The request:
Copy every record below exactly.

+ + + +

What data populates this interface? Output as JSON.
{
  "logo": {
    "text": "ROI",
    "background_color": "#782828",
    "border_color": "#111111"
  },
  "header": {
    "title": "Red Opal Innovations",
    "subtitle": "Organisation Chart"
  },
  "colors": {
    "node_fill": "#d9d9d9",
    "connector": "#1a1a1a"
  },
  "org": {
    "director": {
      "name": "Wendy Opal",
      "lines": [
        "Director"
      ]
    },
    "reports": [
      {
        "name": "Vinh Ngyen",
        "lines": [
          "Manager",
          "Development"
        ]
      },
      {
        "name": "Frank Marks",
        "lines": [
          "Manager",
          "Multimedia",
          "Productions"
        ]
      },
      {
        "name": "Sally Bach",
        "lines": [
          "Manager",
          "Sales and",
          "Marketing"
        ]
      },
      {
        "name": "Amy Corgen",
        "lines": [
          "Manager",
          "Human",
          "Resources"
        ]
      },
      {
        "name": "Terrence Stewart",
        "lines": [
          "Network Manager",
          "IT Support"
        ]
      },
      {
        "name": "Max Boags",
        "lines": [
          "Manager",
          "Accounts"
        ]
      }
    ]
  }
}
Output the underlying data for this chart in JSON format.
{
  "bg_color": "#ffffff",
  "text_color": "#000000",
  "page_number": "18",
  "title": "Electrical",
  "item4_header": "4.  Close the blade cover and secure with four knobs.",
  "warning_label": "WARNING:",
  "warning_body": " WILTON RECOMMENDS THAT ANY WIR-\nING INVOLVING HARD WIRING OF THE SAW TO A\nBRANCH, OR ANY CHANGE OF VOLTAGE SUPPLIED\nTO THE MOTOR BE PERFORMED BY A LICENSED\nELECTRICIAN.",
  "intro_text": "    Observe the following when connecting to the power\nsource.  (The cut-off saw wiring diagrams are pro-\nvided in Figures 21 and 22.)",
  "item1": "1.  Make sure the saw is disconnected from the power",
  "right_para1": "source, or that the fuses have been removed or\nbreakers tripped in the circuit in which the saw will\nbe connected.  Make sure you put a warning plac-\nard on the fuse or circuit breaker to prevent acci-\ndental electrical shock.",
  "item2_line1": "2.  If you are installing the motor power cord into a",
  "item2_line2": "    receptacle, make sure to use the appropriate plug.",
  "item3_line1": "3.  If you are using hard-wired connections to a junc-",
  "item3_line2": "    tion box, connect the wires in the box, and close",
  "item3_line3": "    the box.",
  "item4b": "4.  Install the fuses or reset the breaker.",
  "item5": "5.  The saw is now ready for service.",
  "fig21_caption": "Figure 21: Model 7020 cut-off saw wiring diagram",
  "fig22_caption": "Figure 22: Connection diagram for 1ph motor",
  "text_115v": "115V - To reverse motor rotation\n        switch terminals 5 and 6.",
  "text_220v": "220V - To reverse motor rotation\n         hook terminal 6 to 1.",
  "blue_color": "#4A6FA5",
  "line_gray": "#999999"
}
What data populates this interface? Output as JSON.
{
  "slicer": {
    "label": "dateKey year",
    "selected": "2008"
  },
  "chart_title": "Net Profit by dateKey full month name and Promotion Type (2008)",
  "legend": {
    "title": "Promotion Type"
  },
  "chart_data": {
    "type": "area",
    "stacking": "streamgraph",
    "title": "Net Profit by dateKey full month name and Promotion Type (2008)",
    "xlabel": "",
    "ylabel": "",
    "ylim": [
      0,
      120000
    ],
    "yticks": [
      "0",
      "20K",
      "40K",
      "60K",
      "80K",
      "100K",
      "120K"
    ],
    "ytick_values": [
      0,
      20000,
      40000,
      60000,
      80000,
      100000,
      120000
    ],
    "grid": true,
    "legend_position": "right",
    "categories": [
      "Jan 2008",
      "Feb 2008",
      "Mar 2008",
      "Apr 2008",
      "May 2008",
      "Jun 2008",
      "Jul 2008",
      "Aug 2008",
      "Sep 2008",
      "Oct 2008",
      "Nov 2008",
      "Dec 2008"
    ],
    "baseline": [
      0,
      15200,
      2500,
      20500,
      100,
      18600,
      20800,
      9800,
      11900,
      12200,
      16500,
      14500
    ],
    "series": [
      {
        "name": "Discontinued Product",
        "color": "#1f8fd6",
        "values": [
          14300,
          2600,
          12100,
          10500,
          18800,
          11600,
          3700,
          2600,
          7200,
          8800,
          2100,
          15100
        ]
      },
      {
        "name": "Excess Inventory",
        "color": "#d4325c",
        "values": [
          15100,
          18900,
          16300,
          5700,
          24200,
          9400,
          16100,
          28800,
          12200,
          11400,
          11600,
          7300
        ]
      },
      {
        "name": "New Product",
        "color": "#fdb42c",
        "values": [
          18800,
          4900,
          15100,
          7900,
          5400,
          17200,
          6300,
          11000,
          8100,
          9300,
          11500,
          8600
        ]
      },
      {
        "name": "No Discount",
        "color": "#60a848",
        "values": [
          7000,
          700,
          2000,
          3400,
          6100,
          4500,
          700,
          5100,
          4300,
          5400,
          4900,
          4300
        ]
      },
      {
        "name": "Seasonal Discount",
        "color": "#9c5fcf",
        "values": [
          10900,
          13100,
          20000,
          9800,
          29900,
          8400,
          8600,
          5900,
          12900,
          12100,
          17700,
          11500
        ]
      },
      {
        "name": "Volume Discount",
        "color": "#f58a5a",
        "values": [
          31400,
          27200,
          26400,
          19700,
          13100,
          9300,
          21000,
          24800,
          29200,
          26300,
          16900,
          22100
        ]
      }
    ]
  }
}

+ + + +

Solved problem:
What data populates this interface? Output as JSON.
{
  "logo": {
    "text": "ROI",
    "background_color": "#782828",
    "border_color": "#111111"
  },
  "header": {
    "title": "Red Opal Innovations",
    "subtitle": "Organisation Chart"
  },
  "colors": {
    "node_fill": "#d9d9d9",
    "connector": "#1a1a1a"
  },
  "org": {
    "director": {
      "name": "Wendy Opal",
      "lines": [
        "Director"
      ]
    },
    "reports": [
      {
        "name": "Vinh Ngyen",
        "lines": [
          "Manager",
          "Development"
        ]
      },
      {
        "name": "Frank Marks",
        "lines": [
          "Manager",
          "Multimedia",
          "Productions"
        ]
      },
      {
        "name": "Sally Bach",
        "lines": [
          "Manager",
          "Sales and",
          "Marketing"
        ]
      },
      {
        "name": "Amy Corgen",
        "lines": [
          "Manager",
          "Human",
          "Resources"
        ]
      },
      {
        "name": "Terrence Stewart",
        "lines": [
          "Network Manager",
          "IT Support"
        ]
      },
      {
        "name": "Max Boags",
        "lines": [
          "Manager",
          "Accounts"
        ]
      }
    ]
  }
}
Output the underlying data for this chart in JSON format.
{
  "bg_color": "#ffffff",
  "text_color": "#000000",
  "page_number": "18",
  "title": "Electrical",
  "item4_header": "4.  Close the blade cover and secure with four knobs.",
  "warning_label": "WARNING:",
  "warning_body": " WILTON RECOMMENDS THAT ANY WIR-\nING INVOLVING HARD WIRING OF THE SAW TO A\nBRANCH, OR ANY CHANGE OF VOLTAGE SUPPLIED\nTO THE MOTOR BE PERFORMED BY A LICENSED\nELECTRICIAN.",
  "intro_text": "    Observe the following when connecting to the power\nsource.  (The cut-off saw wiring diagrams are pro-\nvided in Figures 21 and 22.)",
  "item1": "1.  Make sure the saw is disconnected from the power",
  "right_para1": "source, or that the fuses have been removed or\nbreakers tripped in the circuit in which the saw will\nbe connected.  Make sure you put a warning plac-\nard on the fuse or circuit breaker to prevent acci-\ndental electrical shock.",
  "item2_line1": "2.  If you are installing the motor power cord into a",
  "item2_line2": "    receptacle, make sure to use the appropriate plug.",
  "item3_line1": "3.  If you are using hard-wired connections to a junc-",
  "item3_line2": "    tion box, connect the wires in the box, and close",
  "item3_line3": "    the box.",
  "item4b": "4.  Install the fuses or reset the breaker.",
  "item5": "5.  The saw is now ready for service.",
  "fig21_caption": "Figure 21: Model 7020 cut-off saw wiring diagram",
  "fig22_caption": "Figure 22: Connection diagram for 1ph motor",
  "text_115v": "115V - To reverse motor rotation\n        switch terminals 5 and 6.",
  "text_220v": "220V - To reverse motor rotation\n         hook terminal 6 to 1.",
  "blue_color": "#4A6FA5",
  "line_gray": "#999999"
}
What data populates this interface? Output as JSON.
{
  "slicer": {
    "label": "dateKey year",
    "selected": "2008"
  },
  "chart_title": "Net Profit by dateKey full month name and Promotion Type (2008)",
  "legend": {
    "title": "Promotion Type"
  },
  "chart_data": {
    "type": "area",
    "stacking": "streamgraph",
    "title": "Net Profit by dateKey full month name and Promotion Type (2008)",
    "xlabel": "",
    "ylabel": "",
    "ylim": [
      0,
      120000
    ],
    "yticks": [
      "0",
      "20K",
      "40K",
      "60K",
      "80K",
      "100K",
      "120K"
    ],
    "ytick_values": [
      0,
      20000,
      40000,
      60000,
      80000,
      100000,
      120000
    ],
    "grid": true,
    "legend_position": "right",
    "categories": [
      "Jan 2008",
      "Feb 2008",
      "Mar 2008",
      "Apr 2008",
      "May 2008",
      "Jun 2008",
      "Jul 2008",
      "Aug 2008",
      "Sep 2008",
      "Oct 2008",
      "Nov 2008",
      "Dec 2008"
    ],
    "baseline": [
      0,
      15200,
      2500,
      20500,
      100,
      18600,
      20800,
      9800,
      11900,
      12200,
      16500,
      14500
    ],
    "series": [
      {
        "name": "Discontinued Product",
        "color": "#1f8fd6",
        "values": [
          14300,
          2600,
          12100,
          10500,
          18800,
          11600,
          3700,
          2600,
          7200,
          8800,
          2100,
          15100
        ]
      },
      {
        "name": "Excess Inventory",
        "color": "#d4325c",
        "values": [
          15100,
          18900,
          16300,
          5700,
          24200,
          9400,
          16100,
          28800,
          12200,
          11400,
          11600,
          7300
        ]
      },
      {
        "name": "New Product",
        "color": "#fdb42c",
        "values": [
          18800,
          4900,
          15100,
          7900,
          5400,
          17200,
          6300,
          11000,
          8100,
          9300,
          11500,
          8600
        ]
      },
      {
        "name": "No Discount",
        "color": "#60a848",
        "values": [
          7000,
          700,
          2000,
          3400,
          6100,
          4500,
          700,
          5100,
          4300,
          5400,
          4900,
          4300
        ]
      },
      {
        "name": "Seasonal Discount",
        "color": "#9c5fcf",
        "values": [
          10900,
          13100,
          20000,
          9800,
          29900,
          8400,
          8600,
          5900,
          12900,
          12100,
          17700,
          11500
        ]
      },
      {
        "name": "Volume Discount",
        "color": "#f58a5a",
        "values": [
          31400,
          27200,
          26400,
          19700,
          13100,
          9300,
          21000,
          24800,
          29200,
          26300,
          16900,
          22100
        ]
      }
    ]
  }
}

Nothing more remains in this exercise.